(Extracted data entries)
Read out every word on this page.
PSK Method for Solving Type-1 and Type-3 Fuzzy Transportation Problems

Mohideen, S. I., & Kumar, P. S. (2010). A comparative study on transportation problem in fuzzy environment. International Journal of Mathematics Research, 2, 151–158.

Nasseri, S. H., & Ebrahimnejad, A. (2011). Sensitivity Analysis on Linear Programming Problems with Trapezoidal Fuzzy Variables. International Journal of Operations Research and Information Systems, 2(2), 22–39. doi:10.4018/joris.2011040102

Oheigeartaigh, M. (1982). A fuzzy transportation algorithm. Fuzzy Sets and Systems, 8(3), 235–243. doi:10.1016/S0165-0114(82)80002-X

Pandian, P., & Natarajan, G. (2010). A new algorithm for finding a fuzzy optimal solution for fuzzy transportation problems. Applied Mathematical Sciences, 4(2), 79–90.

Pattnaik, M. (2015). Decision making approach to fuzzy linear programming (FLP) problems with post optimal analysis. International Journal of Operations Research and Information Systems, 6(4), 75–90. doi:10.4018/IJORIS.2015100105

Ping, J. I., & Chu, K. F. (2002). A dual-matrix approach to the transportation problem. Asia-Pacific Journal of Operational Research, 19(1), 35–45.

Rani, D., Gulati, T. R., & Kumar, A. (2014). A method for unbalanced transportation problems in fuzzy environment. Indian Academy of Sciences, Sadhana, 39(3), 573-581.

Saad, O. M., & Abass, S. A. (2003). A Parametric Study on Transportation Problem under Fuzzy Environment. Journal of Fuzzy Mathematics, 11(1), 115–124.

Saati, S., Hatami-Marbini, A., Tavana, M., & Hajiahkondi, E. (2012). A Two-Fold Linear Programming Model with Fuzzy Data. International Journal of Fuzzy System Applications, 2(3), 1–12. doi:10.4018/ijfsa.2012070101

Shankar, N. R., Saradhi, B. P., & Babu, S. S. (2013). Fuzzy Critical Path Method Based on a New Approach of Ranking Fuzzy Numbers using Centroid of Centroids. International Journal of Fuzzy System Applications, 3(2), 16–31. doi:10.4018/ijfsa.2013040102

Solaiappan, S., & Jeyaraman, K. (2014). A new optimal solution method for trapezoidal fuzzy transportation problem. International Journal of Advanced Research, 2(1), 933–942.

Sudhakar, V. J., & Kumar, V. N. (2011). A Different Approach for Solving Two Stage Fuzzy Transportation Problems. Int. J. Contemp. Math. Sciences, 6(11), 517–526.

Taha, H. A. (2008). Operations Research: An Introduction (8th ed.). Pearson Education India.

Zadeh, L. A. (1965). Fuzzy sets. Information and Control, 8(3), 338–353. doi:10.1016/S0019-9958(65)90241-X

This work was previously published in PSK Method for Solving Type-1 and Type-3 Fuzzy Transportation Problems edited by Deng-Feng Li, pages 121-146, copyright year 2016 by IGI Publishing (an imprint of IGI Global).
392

DIRECTIVE:
From the listing above, copy every line that includes the word "algorithm".

WRITTEN SOLUTION:
Oheigeartaigh, M. (1982). A fuzzy transportation algorithm. Fuzzy Sets and Systems, 8(3), 235–243. doi:10.1016/S0165-0114(82)80002-X
Pandian, P., & Natarajan, G. (2010). A new algorithm for finding a fuzzy optimal solution for fuzzy transportation problems. Applied Mathematical Sciences, 4(2), 79–90.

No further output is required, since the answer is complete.